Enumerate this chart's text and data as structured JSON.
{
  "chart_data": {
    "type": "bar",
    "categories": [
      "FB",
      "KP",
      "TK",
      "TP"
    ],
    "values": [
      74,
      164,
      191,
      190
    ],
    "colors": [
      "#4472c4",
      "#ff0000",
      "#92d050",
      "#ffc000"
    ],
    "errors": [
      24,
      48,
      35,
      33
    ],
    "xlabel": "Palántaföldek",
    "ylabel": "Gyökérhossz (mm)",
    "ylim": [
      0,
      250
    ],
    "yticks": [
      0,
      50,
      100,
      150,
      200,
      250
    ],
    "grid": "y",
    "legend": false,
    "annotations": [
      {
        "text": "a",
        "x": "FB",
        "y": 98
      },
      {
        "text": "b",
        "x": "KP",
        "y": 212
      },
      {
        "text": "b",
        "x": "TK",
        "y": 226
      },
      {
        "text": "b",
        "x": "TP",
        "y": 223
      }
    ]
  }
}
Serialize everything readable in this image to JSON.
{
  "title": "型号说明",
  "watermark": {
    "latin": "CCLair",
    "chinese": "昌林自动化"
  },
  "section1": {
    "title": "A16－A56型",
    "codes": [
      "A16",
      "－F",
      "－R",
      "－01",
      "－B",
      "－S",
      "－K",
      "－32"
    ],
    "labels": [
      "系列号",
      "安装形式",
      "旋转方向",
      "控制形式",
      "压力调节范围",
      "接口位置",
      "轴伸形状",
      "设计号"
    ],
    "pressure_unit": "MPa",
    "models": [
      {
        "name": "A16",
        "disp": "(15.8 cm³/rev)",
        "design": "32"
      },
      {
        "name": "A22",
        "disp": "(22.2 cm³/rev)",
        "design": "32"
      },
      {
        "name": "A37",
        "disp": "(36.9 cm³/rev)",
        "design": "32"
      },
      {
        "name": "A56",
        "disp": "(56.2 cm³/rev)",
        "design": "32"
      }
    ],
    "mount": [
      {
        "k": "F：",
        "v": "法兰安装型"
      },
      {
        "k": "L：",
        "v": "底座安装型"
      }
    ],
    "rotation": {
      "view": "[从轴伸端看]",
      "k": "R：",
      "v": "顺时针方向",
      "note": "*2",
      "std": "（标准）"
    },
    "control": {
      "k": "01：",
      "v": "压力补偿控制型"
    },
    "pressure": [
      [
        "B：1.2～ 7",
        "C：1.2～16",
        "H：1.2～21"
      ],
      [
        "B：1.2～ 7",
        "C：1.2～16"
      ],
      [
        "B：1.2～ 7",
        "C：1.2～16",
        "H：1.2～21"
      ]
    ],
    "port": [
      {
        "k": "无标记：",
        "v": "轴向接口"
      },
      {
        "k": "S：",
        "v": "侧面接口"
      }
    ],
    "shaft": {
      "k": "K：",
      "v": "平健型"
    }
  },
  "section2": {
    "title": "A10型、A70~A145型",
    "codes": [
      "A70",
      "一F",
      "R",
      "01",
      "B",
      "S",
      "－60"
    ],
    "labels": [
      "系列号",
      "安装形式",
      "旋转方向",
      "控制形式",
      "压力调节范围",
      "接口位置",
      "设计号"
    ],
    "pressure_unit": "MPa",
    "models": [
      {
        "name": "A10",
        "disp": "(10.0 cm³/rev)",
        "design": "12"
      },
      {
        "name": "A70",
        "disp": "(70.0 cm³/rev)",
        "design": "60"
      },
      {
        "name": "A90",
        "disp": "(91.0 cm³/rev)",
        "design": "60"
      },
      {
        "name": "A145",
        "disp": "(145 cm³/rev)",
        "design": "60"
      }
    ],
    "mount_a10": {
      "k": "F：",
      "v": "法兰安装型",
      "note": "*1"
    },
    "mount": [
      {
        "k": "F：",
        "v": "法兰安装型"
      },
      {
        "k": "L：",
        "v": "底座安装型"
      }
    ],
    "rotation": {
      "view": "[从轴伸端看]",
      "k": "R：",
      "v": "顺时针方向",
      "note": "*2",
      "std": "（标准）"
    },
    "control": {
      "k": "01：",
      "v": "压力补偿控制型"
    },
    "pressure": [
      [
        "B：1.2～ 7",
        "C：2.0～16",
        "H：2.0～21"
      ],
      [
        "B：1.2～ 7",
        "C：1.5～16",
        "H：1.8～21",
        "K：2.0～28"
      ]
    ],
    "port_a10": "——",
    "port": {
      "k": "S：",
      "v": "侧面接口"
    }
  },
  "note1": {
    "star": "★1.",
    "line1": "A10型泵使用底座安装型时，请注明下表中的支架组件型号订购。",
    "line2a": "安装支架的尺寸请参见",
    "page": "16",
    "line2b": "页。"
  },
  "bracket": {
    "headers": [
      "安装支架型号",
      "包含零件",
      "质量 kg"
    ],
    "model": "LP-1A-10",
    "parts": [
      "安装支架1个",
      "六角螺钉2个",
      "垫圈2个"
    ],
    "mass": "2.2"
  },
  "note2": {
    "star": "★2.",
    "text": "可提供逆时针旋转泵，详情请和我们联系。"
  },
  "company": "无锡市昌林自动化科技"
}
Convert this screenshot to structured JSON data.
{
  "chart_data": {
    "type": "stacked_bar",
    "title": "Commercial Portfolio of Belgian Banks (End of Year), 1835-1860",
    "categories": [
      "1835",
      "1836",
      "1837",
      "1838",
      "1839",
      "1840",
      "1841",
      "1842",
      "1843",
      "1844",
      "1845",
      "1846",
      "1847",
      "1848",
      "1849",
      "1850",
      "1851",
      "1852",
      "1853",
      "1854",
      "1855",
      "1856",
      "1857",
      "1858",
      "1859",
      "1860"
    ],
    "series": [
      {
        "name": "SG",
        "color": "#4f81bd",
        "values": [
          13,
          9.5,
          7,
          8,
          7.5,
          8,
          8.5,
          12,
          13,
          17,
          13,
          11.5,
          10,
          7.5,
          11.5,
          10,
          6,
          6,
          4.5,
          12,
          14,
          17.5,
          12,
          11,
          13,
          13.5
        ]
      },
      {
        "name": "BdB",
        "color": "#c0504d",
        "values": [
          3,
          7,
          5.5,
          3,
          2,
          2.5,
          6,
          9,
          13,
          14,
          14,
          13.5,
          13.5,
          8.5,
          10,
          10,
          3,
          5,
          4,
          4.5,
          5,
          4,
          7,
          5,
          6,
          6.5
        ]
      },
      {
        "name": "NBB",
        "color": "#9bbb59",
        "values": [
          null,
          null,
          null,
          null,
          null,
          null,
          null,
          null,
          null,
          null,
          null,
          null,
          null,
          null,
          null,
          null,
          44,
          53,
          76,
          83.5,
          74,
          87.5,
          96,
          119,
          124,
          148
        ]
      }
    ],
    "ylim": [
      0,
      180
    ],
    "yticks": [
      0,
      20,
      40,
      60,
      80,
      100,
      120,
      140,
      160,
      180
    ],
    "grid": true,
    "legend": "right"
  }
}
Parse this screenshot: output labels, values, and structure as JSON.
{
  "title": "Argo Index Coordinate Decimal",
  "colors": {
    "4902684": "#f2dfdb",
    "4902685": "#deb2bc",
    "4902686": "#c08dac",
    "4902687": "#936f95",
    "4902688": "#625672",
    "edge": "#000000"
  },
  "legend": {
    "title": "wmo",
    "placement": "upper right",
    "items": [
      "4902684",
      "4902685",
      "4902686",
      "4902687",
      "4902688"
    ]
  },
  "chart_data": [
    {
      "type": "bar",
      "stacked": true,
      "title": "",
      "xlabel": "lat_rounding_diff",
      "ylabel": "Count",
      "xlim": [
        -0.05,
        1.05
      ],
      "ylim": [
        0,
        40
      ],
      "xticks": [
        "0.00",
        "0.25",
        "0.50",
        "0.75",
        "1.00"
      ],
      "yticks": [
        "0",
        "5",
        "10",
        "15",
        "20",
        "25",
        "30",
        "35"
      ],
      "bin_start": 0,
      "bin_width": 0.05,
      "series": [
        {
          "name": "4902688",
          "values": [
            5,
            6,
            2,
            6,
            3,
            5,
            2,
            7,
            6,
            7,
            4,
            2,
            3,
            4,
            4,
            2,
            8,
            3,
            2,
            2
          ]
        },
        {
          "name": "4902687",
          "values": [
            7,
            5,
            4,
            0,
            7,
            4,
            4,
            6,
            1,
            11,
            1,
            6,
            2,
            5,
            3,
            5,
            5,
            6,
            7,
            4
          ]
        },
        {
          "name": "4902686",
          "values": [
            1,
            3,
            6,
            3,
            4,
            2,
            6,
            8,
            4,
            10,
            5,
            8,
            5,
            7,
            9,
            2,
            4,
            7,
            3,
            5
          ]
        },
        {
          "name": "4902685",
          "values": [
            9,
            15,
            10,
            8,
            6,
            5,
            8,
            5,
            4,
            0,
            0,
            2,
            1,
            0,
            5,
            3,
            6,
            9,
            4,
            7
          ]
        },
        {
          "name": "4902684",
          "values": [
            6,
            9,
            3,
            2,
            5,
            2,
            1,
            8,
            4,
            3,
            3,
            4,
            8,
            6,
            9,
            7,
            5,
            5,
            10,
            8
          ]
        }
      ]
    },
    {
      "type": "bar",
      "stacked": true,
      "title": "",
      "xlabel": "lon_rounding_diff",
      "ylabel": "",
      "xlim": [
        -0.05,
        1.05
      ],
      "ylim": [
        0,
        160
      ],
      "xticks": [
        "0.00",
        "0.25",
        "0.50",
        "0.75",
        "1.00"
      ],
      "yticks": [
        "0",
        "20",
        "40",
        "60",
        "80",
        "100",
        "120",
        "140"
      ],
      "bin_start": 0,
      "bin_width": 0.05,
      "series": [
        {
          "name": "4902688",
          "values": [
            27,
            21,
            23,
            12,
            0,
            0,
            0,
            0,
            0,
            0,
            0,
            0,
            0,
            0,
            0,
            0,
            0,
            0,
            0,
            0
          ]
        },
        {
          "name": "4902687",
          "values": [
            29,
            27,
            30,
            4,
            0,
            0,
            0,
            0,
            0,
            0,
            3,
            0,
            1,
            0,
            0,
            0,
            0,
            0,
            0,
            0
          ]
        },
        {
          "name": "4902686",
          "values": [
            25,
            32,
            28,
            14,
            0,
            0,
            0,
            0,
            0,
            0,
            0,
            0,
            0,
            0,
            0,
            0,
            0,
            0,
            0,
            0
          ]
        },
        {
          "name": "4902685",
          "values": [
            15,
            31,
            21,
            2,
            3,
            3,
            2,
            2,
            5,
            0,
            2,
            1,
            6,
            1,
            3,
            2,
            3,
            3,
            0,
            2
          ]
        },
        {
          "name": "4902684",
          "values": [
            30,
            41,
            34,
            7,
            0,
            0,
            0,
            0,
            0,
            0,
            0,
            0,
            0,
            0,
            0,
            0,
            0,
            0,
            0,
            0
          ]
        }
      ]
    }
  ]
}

■ ■ ■ ■ ■

TASK TO CARRY OUT: Copy every line above that holds the word "ylabel".

WORKED ANSWER:
    "ylabel": "Gyökérhossz (mm)",
      "ylabel": "Count",
      "ylabel": "",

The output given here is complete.